Prompt: Look at the entries below and reproduce them exactly.

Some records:
- - - - -

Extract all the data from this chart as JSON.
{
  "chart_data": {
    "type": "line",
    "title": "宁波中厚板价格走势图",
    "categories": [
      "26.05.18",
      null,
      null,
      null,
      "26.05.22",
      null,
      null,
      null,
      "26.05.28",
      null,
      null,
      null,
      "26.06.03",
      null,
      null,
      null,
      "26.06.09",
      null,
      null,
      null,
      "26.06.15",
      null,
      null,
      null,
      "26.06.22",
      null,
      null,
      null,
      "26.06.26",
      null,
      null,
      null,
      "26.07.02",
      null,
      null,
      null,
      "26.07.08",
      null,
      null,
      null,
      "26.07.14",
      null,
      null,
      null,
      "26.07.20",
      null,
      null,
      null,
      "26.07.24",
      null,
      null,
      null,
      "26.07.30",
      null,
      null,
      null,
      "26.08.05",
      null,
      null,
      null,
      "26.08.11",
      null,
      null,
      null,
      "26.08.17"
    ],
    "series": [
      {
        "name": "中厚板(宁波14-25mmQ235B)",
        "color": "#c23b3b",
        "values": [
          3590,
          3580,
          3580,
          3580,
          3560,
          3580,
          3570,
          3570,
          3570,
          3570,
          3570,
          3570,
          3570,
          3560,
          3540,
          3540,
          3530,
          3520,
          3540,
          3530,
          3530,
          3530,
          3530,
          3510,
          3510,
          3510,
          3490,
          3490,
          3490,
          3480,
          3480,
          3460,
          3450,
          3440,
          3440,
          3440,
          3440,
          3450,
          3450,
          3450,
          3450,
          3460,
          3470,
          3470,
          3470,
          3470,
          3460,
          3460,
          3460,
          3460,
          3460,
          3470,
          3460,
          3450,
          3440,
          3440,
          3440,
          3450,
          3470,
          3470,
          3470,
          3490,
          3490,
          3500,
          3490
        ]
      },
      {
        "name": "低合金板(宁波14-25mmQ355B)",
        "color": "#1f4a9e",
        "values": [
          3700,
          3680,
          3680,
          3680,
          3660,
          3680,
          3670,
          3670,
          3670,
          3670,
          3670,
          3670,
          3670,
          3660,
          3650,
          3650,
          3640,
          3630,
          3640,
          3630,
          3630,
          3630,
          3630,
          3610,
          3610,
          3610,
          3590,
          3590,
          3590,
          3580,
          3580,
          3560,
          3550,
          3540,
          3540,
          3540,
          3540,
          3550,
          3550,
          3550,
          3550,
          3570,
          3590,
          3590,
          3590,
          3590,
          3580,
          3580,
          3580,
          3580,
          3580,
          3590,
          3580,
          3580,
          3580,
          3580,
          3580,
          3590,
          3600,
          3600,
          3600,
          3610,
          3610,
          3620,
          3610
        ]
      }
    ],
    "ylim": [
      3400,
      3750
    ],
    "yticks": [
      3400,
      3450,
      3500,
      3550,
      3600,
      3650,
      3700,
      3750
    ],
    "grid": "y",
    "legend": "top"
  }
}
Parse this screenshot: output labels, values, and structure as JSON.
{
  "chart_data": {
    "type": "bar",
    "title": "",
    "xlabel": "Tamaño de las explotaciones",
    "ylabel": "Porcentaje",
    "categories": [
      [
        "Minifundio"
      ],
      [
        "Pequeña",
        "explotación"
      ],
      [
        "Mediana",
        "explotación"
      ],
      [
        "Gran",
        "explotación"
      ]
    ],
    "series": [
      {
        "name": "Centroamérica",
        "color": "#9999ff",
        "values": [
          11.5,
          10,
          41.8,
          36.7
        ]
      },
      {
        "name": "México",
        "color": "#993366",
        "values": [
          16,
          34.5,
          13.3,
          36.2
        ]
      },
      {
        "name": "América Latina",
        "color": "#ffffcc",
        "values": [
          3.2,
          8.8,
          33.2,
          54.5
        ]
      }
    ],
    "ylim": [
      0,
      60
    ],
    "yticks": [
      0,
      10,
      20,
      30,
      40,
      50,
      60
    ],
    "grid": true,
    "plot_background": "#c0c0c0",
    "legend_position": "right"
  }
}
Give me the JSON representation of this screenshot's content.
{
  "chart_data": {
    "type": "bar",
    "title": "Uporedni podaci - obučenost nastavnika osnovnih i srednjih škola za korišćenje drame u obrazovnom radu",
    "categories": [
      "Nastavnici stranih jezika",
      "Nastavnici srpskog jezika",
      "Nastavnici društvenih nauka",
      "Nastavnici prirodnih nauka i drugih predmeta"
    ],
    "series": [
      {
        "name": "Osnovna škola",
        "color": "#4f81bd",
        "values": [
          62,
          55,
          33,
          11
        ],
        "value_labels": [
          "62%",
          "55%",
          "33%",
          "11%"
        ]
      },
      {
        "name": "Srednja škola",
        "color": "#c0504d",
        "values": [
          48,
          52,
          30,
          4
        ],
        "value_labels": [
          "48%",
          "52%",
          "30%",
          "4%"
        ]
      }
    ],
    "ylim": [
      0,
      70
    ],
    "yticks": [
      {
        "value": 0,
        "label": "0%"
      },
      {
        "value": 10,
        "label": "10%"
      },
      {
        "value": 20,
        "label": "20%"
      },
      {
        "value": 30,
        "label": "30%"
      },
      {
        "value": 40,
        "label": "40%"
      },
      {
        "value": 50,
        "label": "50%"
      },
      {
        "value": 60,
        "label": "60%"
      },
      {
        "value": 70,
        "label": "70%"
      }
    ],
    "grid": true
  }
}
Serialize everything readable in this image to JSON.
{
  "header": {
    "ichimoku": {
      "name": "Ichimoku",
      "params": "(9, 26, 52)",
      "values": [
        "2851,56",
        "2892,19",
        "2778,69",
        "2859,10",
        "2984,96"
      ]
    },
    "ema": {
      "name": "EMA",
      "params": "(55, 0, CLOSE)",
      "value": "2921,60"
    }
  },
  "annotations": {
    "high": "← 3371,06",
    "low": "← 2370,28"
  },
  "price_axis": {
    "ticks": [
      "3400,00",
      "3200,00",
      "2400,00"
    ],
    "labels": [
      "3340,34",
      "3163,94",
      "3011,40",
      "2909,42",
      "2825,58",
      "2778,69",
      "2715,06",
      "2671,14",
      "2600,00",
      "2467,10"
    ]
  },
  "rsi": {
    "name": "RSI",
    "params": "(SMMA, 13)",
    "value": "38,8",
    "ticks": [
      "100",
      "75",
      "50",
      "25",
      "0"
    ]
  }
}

- - - - -

Solution to this problem:
Extract all the data from this chart as JSON.
{
  "chart_data": {
    "type": "line",
    "title": "宁波中厚板价格走势图",
    "categories": [
      "26.05.18",
      null,
      null,
      null,
      "26.05.22",
      null,
      null,
      null,
      "26.05.28",
      null,
      null,
      null,
      "26.06.03",
      null,
      null,
      null,
      "26.06.09",
      null,
      null,
      null,
      "26.06.15",
      null,
      null,
      null,
      "26.06.22",
      null,
      null,
      null,
      "26.06.26",
      null,
      null,
      null,
      "26.07.02",
      null,
      null,
      null,
      "26.07.08",
      null,
      null,
      null,
      "26.07.14",
      null,
      null,
      null,
      "26.07.20",
      null,
      null,
      null,
      "26.07.24",
      null,
      null,
      null,
      "26.07.30",
      null,
      null,
      null,
      "26.08.05",
      null,
      null,
      null,
      "26.08.11",
      null,
      null,
      null,
      "26.08.17"
    ],
    "series": [
      {
        "name": "中厚板(宁波14-25mmQ235B)",
        "color": "#c23b3b",
        "values": [
          3590,
          3580,
          3580,
          3580,
          3560,
          3580,
          3570,
          3570,
          3570,
          3570,
          3570,
          3570,
          3570,
          3560,
          3540,
          3540,
          3530,
          3520,
          3540,
          3530,
          3530,
          3530,
          3530,
          3510,
          3510,
          3510,
          3490,
          3490,
          3490,
          3480,
          3480,
          3460,
          3450,
          3440,
          3440,
          3440,
          3440,
          3450,
          3450,
          3450,
          3450,
          3460,
          3470,
          3470,
          3470,
          3470,
          3460,
          3460,
          3460,
          3460,
          3460,
          3470,
          3460,
          3450,
          3440,
          3440,
          3440,
          3450,
          3470,
          3470,
          3470,
          3490,
          3490,
          3500,
          3490
        ]
      },
      {
        "name": "低合金板(宁波14-25mmQ355B)",
        "color": "#1f4a9e",
        "values": [
          3700,
          3680,
          3680,
          3680,
          3660,
          3680,
          3670,
          3670,
          3670,
          3670,
          3670,
          3670,
          3670,
          3660,
          3650,
          3650,
          3640,
          3630,
          3640,
          3630,
          3630,
          3630,
          3630,
          3610,
          3610,
          3610,
          3590,
          3590,
          3590,
          3580,
          3580,
          3560,
          3550,
          3540,
          3540,
          3540,
          3540,
          3550,
          3550,
          3550,
          3550,
          3570,
          3590,
          3590,
          3590,
          3590,
          3580,
          3580,
          3580,
          3580,
          3580,
          3590,
          3580,
          3580,
          3580,
          3580,
          3580,
          3590,
          3600,
          3600,
          3600,
          3610,
          3610,
          3620,
          3610
        ]
      }
    ],
    "ylim": [
      3400,
      3750
    ],
    "yticks": [
      3400,
      3450,
      3500,
      3550,
      3600,
      3650,
      3700,
      3750
    ],
    "grid": "y",
    "legend": "top"
  }
}
Parse this screenshot: output labels, values, and structure as JSON.
{
  "chart_data": {
    "type": "bar",
    "title": "",
    "xlabel": "Tamaño de las explotaciones",
    "ylabel": "Porcentaje",
    "categories": [
      [
        "Minifundio"
      ],
      [
        "Pequeña",
        "explotación"
      ],
      [
        "Mediana",
        "explotación"
      ],
      [
        "Gran",
        "explotación"
      ]
    ],
    "series": [
      {
        "name": "Centroamérica",
        "color": "#9999ff",
        "values": [
          11.5,
          10,
          41.8,
          36.7
        ]
      },
      {
        "name": "México",
        "color": "#993366",
        "values": [
          16,
          34.5,
          13.3,
          36.2
        ]
      },
      {
        "name": "América Latina",
        "color": "#ffffcc",
        "values": [
          3.2,
          8.8,
          33.2,
          54.5
        ]
      }
    ],
    "ylim": [
      0,
      60
    ],
    "yticks": [
      0,
      10,
      20,
      30,
      40,
      50,
      60
    ],
    "grid": true,
    "plot_background": "#c0c0c0",
    "legend_position": "right"
  }
}
Give me the JSON representation of this screenshot's content.
{
  "chart_data": {
    "type": "bar",
    "title": "Uporedni podaci - obučenost nastavnika osnovnih i srednjih škola za korišćenje drame u obrazovnom radu",
    "categories": [
      "Nastavnici stranih jezika",
      "Nastavnici srpskog jezika",
      "Nastavnici društvenih nauka",
      "Nastavnici prirodnih nauka i drugih predmeta"
    ],
    "series": [
      {
        "name": "Osnovna škola",
        "color": "#4f81bd",
        "values": [
          62,
          55,
          33,
          11
        ],
        "value_labels": [
          "62%",
          "55%",
          "33%",
          "11%"
        ]
      },
      {
        "name": "Srednja škola",
        "color": "#c0504d",
        "values": [
          48,
          52,
          30,
          4
        ],
        "value_labels": [
          "48%",
          "52%",
          "30%",
          "4%"
        ]
      }
    ],
    "ylim": [
      0,
      70
    ],
    "yticks": [
      {
        "value": 0,
        "label": "0%"
      },
      {
        "value": 10,
        "label": "10%"
      },
      {
        "value": 20,
        "label": "20%"
      },
      {
        "value": 30,
        "label": "30%"
      },
      {
        "value": 40,
        "label": "40%"
      },
      {
        "value": 50,
        "label": "50%"
      },
      {
        "value": 60,
        "label": "60%"
      },
      {
        "value": 70,
        "label": "70%"
      }
    ],
    "grid": true
  }
}
Serialize everything readable in this image to JSON.
{
  "header": {
    "ichimoku": {
      "name": "Ichimoku",
      "params": "(9, 26, 52)",
      "values": [
        "2851,56",
        "2892,19",
        "2778,69",
        "2859,10",
        "2984,96"
      ]
    },
    "ema": {
      "name": "EMA",
      "params": "(55, 0, CLOSE)",
      "value": "2921,60"
    }
  },
  "annotations": {
    "high": "← 3371,06",
    "low": "← 2370,28"
  },
  "price_axis": {
    "ticks": [
      "3400,00",
      "3200,00",
      "2400,00"
    ],
    "labels": [
      "3340,34",
      "3163,94",
      "3011,40",
      "2909,42",
      "2825,58",
      "2778,69",
      "2715,06",
      "2671,14",
      "2600,00",
      "2467,10"
    ]
  },
  "rsi": {
    "name": "RSI",
    "params": "(SMMA, 13)",
    "value": "38,8",
    "ticks": [
      "100",
      "75",
      "50",
      "25",
      "0"
    ]
  }
}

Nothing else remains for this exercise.